What is asked: With the pictures omitted, write out the entries that follow exactly as they stand.

Working data:

□ □ □ □ □

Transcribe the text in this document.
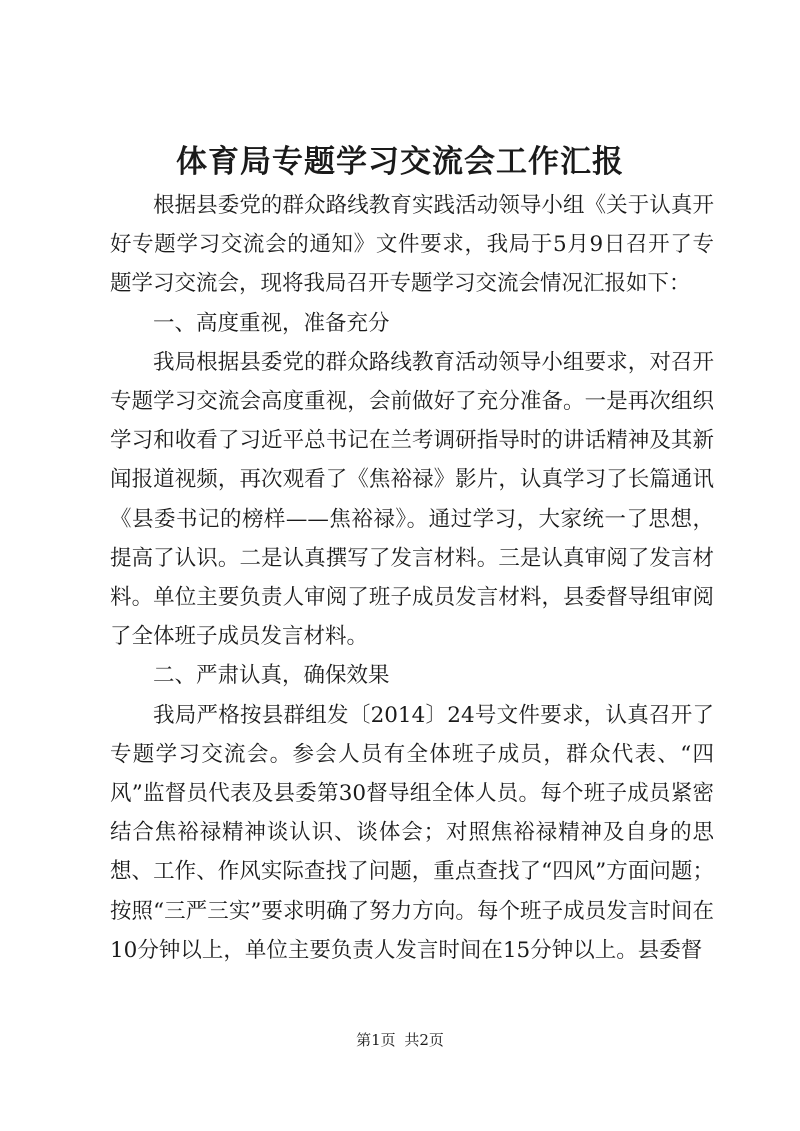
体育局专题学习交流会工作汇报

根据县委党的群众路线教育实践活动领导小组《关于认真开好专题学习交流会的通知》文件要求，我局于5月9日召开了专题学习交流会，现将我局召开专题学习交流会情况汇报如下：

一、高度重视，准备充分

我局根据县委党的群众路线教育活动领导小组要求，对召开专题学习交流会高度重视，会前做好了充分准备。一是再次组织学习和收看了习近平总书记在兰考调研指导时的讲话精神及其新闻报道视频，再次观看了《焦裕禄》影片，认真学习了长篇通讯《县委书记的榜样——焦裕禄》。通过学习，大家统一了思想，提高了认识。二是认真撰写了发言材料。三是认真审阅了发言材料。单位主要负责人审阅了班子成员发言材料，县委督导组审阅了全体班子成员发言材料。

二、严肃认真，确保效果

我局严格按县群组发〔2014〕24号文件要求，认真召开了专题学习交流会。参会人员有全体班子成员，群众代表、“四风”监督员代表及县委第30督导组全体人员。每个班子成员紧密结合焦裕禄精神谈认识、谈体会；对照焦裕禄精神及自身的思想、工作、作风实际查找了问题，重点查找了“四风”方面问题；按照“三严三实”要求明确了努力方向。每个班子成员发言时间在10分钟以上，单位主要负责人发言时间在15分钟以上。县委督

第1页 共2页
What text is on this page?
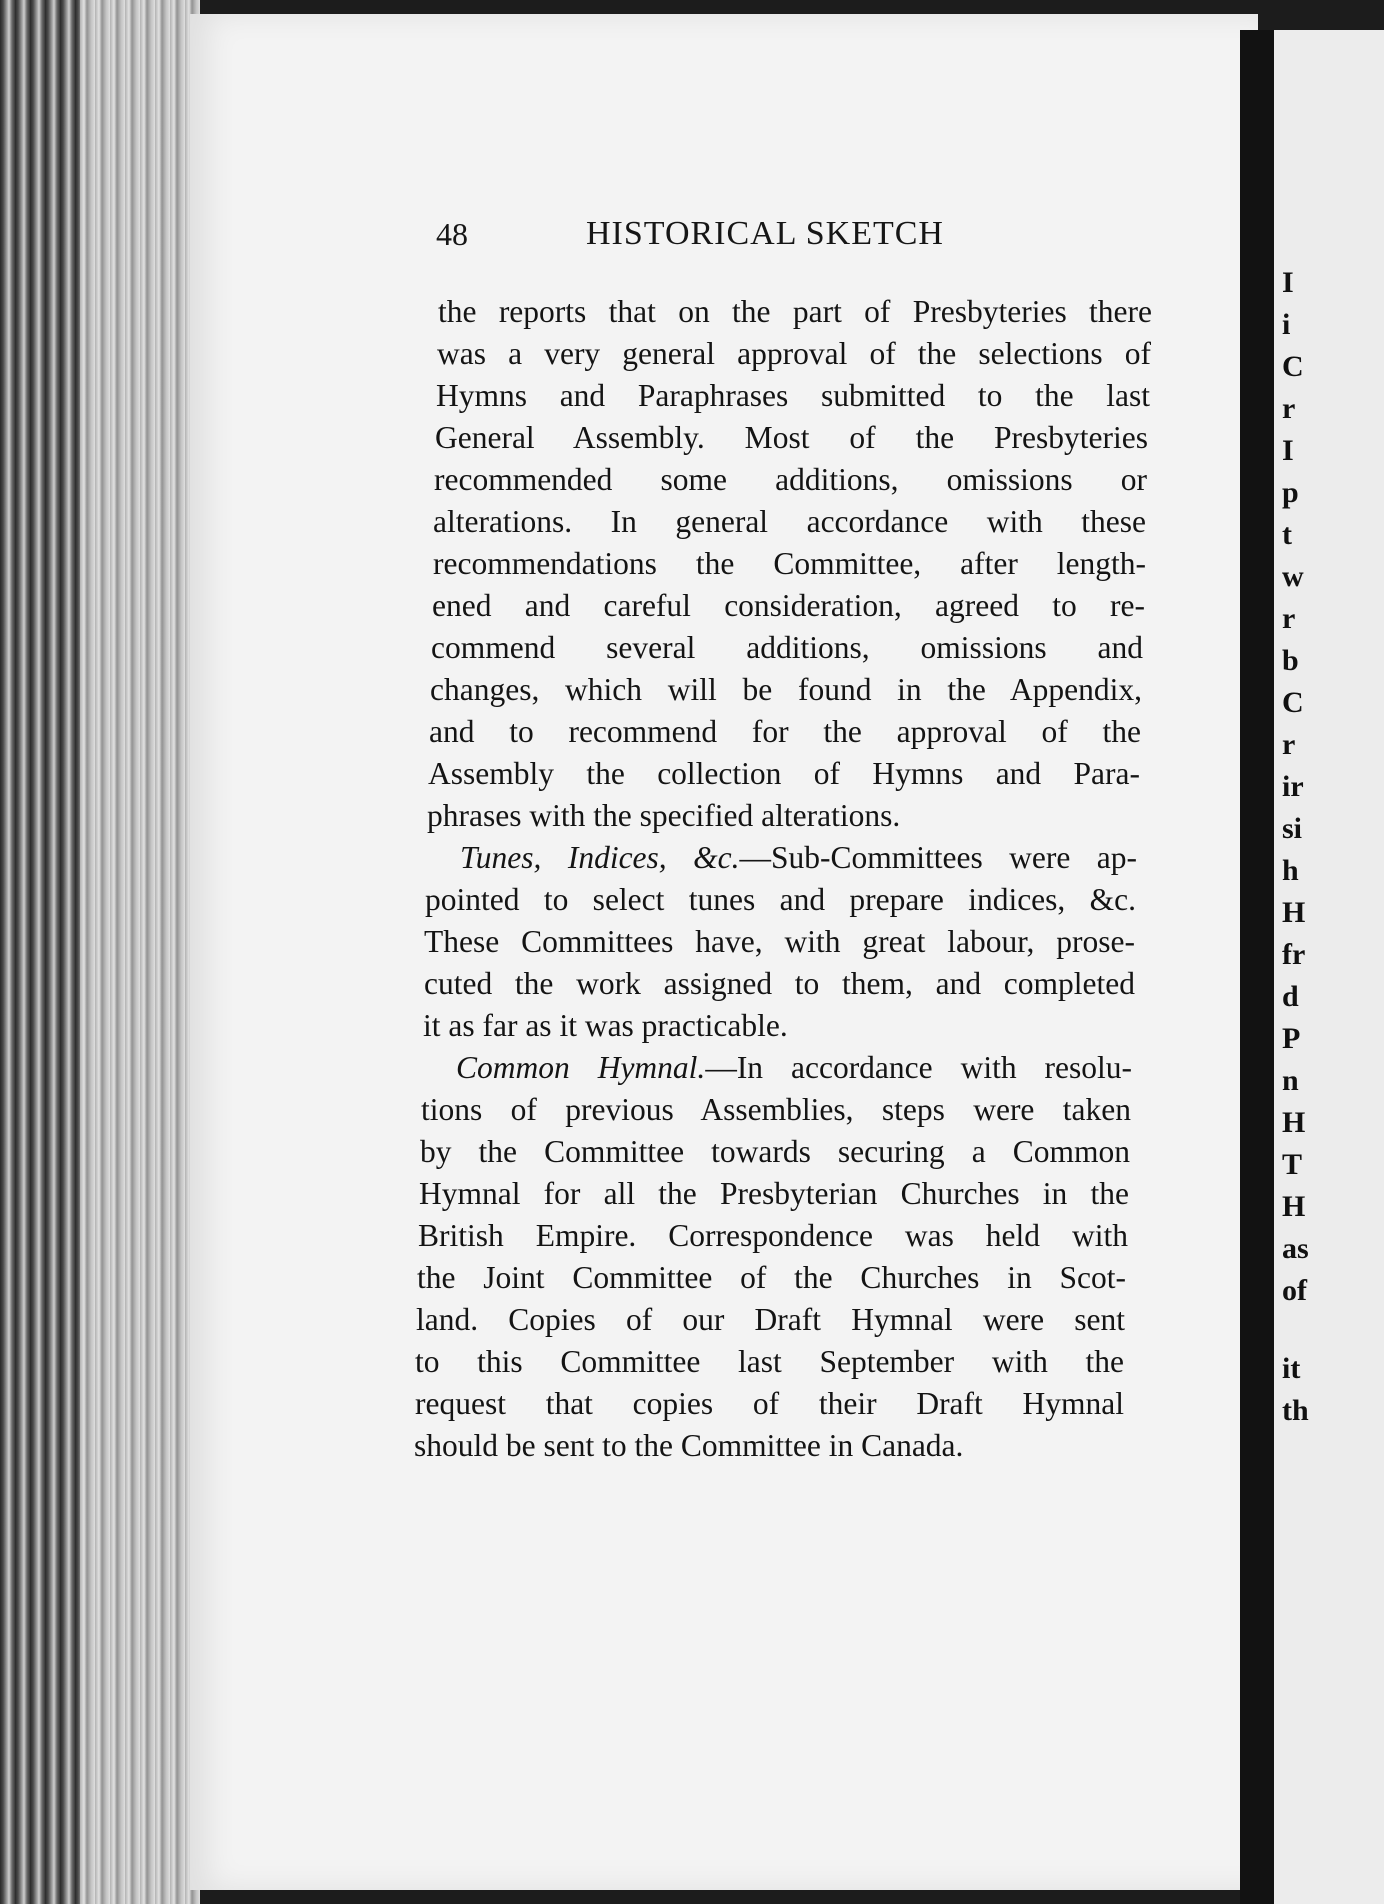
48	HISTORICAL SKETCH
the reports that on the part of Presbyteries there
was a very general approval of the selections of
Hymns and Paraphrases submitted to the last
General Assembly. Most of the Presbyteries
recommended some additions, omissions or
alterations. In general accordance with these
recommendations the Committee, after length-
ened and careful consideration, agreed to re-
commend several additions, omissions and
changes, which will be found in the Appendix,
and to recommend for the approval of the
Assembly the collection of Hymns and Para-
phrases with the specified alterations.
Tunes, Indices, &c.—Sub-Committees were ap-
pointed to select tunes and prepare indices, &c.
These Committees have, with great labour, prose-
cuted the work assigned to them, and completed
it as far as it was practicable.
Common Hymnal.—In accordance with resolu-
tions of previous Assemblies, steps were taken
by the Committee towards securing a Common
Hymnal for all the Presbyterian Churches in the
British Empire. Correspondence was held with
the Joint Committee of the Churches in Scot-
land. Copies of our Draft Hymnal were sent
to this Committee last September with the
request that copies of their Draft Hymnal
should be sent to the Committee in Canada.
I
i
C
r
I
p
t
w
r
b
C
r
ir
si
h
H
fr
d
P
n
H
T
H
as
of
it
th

□ □ □ □ □

The solution:
Transcribe the text in this document.
体育局专题学习交流会工作汇报

根据县委党的群众路线教育实践活动领导小组《关于认真开好专题学习交流会的通知》文件要求，我局于5月9日召开了专题学习交流会，现将我局召开专题学习交流会情况汇报如下：

一、高度重视，准备充分

我局根据县委党的群众路线教育活动领导小组要求，对召开专题学习交流会高度重视，会前做好了充分准备。一是再次组织学习和收看了习近平总书记在兰考调研指导时的讲话精神及其新闻报道视频，再次观看了《焦裕禄》影片，认真学习了长篇通讯《县委书记的榜样——焦裕禄》。通过学习，大家统一了思想，提高了认识。二是认真撰写了发言材料。三是认真审阅了发言材料。单位主要负责人审阅了班子成员发言材料，县委督导组审阅了全体班子成员发言材料。

二、严肃认真，确保效果

我局严格按县群组发〔2014〕24号文件要求，认真召开了专题学习交流会。参会人员有全体班子成员，群众代表、“四风”监督员代表及县委第30督导组全体人员。每个班子成员紧密结合焦裕禄精神谈认识、谈体会；对照焦裕禄精神及自身的思想、工作、作风实际查找了问题，重点查找了“四风”方面问题；按照“三严三实”要求明确了努力方向。每个班子成员发言时间在10分钟以上，单位主要负责人发言时间在15分钟以上。县委督

第1页 共2页
What text is on this page?
48	HISTORICAL SKETCH
the reports that on the part of Presbyteries there
was a very general approval of the selections of
Hymns and Paraphrases submitted to the last
General Assembly. Most of the Presbyteries
recommended some additions, omissions or
alterations. In general accordance with these
recommendations the Committee, after length-
ened and careful consideration, agreed to re-
commend several additions, omissions and
changes, which will be found in the Appendix,
and to recommend for the approval of the
Assembly the collection of Hymns and Para-
phrases with the specified alterations.
Tunes, Indices, &c.—Sub-Committees were ap-
pointed to select tunes and prepare indices, &c.
These Committees have, with great labour, prose-
cuted the work assigned to them, and completed
it as far as it was practicable.
Common Hymnal.—In accordance with resolu-
tions of previous Assemblies, steps were taken
by the Committee towards securing a Common
Hymnal for all the Presbyterian Churches in the
British Empire. Correspondence was held with
the Joint Committee of the Churches in Scot-
land. Copies of our Draft Hymnal were sent
to this Committee last September with the
request that copies of their Draft Hymnal
should be sent to the Committee in Canada.
I
i
C
r
I
p
t
w
r
b
C
r
ir
si
h
H
fr
d
P
n
H
T
H
as
of
it
th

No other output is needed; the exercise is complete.